#### THE INPUT

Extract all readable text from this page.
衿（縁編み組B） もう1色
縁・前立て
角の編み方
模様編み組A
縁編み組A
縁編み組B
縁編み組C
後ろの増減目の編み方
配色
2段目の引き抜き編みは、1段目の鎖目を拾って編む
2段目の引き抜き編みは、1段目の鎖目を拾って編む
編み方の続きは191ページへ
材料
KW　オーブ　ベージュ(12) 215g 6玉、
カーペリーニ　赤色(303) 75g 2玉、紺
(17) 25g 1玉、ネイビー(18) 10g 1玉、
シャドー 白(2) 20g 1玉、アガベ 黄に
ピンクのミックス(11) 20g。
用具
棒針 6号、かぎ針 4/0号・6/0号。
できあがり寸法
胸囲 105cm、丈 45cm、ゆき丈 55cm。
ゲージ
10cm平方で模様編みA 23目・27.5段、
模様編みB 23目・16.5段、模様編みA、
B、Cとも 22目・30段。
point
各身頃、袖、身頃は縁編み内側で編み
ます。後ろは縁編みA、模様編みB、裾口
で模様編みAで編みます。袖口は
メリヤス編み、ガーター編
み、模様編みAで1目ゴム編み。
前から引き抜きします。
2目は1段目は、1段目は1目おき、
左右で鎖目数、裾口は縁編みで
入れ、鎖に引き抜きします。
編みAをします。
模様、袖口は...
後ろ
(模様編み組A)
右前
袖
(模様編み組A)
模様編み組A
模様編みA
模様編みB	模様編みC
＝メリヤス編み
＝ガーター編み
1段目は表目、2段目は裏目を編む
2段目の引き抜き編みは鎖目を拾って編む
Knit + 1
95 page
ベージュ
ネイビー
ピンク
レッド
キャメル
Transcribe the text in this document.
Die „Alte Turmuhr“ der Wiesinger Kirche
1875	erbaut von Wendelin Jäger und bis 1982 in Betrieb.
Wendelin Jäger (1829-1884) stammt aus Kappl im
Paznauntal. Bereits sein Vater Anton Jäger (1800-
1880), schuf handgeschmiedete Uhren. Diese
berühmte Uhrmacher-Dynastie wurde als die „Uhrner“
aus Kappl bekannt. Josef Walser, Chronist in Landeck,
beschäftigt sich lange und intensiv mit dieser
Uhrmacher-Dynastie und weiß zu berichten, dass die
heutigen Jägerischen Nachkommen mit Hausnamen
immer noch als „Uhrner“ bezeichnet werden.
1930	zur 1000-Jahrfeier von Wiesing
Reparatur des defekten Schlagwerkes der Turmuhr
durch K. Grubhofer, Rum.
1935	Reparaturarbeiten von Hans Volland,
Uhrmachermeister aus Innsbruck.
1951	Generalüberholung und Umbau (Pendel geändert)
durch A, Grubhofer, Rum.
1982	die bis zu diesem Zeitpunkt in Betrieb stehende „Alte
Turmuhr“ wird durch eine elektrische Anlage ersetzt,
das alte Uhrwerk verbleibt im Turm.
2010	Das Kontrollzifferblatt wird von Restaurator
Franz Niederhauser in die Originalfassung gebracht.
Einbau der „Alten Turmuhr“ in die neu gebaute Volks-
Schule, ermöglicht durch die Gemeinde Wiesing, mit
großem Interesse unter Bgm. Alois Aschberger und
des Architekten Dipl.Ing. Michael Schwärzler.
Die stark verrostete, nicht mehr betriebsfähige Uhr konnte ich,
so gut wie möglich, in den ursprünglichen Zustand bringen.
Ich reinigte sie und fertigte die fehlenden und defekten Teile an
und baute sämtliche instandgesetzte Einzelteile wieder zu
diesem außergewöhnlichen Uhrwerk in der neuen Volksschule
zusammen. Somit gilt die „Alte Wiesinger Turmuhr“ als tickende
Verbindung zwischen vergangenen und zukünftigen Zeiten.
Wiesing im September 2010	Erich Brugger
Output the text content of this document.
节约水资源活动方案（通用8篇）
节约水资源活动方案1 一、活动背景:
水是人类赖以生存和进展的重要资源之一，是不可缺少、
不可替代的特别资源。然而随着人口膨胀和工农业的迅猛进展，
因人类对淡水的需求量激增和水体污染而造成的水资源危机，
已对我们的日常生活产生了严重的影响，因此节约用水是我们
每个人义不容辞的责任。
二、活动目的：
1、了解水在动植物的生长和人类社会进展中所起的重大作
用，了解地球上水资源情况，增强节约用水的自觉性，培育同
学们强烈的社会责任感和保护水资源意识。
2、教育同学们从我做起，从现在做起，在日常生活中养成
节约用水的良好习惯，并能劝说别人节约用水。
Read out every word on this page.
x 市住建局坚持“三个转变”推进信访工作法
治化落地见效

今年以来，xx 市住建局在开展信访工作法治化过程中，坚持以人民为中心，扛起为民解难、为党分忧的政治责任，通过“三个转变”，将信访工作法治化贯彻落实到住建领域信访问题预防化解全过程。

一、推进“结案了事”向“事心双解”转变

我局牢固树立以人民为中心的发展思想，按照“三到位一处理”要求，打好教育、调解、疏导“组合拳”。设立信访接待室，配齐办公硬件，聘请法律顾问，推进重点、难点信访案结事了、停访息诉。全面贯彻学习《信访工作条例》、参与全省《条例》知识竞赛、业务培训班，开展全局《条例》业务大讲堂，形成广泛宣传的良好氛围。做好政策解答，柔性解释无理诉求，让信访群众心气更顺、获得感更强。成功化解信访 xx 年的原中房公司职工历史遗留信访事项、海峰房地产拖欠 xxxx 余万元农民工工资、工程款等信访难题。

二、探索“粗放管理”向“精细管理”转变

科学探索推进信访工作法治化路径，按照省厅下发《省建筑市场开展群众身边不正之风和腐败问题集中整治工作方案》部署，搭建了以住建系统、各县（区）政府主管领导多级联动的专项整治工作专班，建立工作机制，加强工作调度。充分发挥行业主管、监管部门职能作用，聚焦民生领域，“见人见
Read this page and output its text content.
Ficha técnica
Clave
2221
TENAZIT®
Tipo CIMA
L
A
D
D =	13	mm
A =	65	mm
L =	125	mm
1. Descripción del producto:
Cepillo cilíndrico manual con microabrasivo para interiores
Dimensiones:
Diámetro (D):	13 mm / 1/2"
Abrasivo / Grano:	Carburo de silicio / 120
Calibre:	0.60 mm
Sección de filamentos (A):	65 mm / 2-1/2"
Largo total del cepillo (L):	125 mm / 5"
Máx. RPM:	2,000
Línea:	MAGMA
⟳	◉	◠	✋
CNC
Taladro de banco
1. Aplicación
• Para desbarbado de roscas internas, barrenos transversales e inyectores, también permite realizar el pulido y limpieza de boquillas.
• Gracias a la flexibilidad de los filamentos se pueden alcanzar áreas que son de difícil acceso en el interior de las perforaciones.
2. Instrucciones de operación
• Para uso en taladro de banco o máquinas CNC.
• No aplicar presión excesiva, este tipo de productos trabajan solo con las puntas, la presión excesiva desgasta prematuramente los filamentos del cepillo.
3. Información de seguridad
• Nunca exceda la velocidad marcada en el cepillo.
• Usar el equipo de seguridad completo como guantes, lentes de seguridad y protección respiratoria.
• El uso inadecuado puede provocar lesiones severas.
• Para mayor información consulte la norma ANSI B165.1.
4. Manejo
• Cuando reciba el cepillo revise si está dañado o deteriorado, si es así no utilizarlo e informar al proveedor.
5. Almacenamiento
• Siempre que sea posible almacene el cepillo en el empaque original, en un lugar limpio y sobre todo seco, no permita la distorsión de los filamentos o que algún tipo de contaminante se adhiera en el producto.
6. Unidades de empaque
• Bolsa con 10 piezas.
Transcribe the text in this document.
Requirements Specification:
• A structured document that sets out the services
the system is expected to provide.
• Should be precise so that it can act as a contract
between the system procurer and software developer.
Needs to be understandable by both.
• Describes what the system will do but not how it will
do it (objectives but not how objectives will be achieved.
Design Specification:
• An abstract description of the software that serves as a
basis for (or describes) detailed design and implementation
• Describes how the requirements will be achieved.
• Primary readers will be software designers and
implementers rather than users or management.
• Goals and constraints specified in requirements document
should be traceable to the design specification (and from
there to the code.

########

» **WHAT YOU ARE ASKED TO DO**
State how many lines above include the word "Kappl", and nothing more.

» **FULL SOLUTION**
2